# DIRECTION:
Write out the entries again exactly as they are given.

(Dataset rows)

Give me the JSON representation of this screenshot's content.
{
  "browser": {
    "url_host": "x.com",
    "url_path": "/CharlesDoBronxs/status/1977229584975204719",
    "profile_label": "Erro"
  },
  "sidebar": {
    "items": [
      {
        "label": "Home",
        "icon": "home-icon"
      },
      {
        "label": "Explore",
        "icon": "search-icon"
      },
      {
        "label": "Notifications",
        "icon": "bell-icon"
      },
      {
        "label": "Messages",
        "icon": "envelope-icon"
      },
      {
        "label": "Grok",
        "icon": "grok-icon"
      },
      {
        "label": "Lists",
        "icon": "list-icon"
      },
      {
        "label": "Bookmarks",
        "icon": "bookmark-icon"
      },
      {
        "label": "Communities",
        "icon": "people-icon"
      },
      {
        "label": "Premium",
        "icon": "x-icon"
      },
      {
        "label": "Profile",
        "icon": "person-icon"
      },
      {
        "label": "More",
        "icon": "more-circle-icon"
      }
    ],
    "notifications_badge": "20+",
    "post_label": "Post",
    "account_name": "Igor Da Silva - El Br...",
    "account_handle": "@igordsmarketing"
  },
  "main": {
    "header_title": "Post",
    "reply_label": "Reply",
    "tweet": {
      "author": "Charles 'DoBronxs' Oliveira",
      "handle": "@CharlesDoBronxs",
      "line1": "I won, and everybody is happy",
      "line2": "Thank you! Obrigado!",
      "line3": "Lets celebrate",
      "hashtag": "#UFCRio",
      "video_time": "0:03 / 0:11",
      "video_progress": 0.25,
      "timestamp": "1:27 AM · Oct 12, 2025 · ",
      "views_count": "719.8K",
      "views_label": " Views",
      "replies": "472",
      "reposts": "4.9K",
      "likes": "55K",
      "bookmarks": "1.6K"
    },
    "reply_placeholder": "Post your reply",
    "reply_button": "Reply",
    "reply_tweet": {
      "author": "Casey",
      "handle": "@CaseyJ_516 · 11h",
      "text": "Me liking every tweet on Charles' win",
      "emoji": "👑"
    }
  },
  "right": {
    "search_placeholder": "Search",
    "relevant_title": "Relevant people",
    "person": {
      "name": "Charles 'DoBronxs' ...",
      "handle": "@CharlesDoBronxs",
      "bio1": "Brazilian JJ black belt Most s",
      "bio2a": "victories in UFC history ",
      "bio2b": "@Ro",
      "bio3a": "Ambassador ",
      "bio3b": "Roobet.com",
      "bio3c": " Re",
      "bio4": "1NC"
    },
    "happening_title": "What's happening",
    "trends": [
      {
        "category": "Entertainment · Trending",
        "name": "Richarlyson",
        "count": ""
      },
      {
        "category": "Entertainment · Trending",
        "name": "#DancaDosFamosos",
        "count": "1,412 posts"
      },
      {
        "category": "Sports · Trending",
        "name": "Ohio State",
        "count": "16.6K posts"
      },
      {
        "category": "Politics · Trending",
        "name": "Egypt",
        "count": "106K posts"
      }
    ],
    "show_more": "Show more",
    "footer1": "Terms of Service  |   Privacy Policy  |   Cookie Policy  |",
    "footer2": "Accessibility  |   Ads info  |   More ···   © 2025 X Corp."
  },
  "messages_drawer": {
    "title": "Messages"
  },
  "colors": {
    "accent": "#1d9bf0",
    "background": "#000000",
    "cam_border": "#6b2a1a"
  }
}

# TASK RESULT:
Give me the JSON representation of this screenshot's content.
{
  "browser": {
    "url_host": "x.com",
    "url_path": "/CharlesDoBronxs/status/1977229584975204719",
    "profile_label": "Erro"
  },
  "sidebar": {
    "items": [
      {
        "label": "Home",
        "icon": "home-icon"
      },
      {
        "label": "Explore",
        "icon": "search-icon"
      },
      {
        "label": "Notifications",
        "icon": "bell-icon"
      },
      {
        "label": "Messages",
        "icon": "envelope-icon"
      },
      {
        "label": "Grok",
        "icon": "grok-icon"
      },
      {
        "label": "Lists",
        "icon": "list-icon"
      },
      {
        "label": "Bookmarks",
        "icon": "bookmark-icon"
      },
      {
        "label": "Communities",
        "icon": "people-icon"
      },
      {
        "label": "Premium",
        "icon": "x-icon"
      },
      {
        "label": "Profile",
        "icon": "person-icon"
      },
      {
        "label": "More",
        "icon": "more-circle-icon"
      }
    ],
    "notifications_badge": "20+",
    "post_label": "Post",
    "account_name": "Igor Da Silva - El Br...",
    "account_handle": "@igordsmarketing"
  },
  "main": {
    "header_title": "Post",
    "reply_label": "Reply",
    "tweet": {
      "author": "Charles 'DoBronxs' Oliveira",
      "handle": "@CharlesDoBronxs",
      "line1": "I won, and everybody is happy",
      "line2": "Thank you! Obrigado!",
      "line3": "Lets celebrate",
      "hashtag": "#UFCRio",
      "video_time": "0:03 / 0:11",
      "video_progress": 0.25,
      "timestamp": "1:27 AM · Oct 12, 2025 · ",
      "views_count": "719.8K",
      "views_label": " Views",
      "replies": "472",
      "reposts": "4.9K",
      "likes": "55K",
      "bookmarks": "1.6K"
    },
    "reply_placeholder": "Post your reply",
    "reply_button": "Reply",
    "reply_tweet": {
      "author": "Casey",
      "handle": "@CaseyJ_516 · 11h",
      "text": "Me liking every tweet on Charles' win",
      "emoji": "👑"
    }
  },
  "right": {
    "search_placeholder": "Search",
    "relevant_title": "Relevant people",
    "person": {
      "name": "Charles 'DoBronxs' ...",
      "handle": "@CharlesDoBronxs",
      "bio1": "Brazilian JJ black belt Most s",
      "bio2a": "victories in UFC history ",
      "bio2b": "@Ro",
      "bio3a": "Ambassador ",
      "bio3b": "Roobet.com",
      "bio3c": " Re",
      "bio4": "1NC"
    },
    "happening_title": "What's happening",
    "trends": [
      {
        "category": "Entertainment · Trending",
        "name": "Richarlyson",
        "count": ""
      },
      {
        "category": "Entertainment · Trending",
        "name": "#DancaDosFamosos",
        "count": "1,412 posts"
      },
      {
        "category": "Sports · Trending",
        "name": "Ohio State",
        "count": "16.6K posts"
      },
      {
        "category": "Politics · Trending",
        "name": "Egypt",
        "count": "106K posts"
      }
    ],
    "show_more": "Show more",
    "footer1": "Terms of Service  |   Privacy Policy  |   Cookie Policy  |",
    "footer2": "Accessibility  |   Ads info  |   More ···   © 2025 X Corp."
  },
  "messages_drawer": {
    "title": "Messages"
  },
  "colors": {
    "accent": "#1d9bf0",
    "background": "#000000",
    "cam_border": "#6b2a1a"
  }
}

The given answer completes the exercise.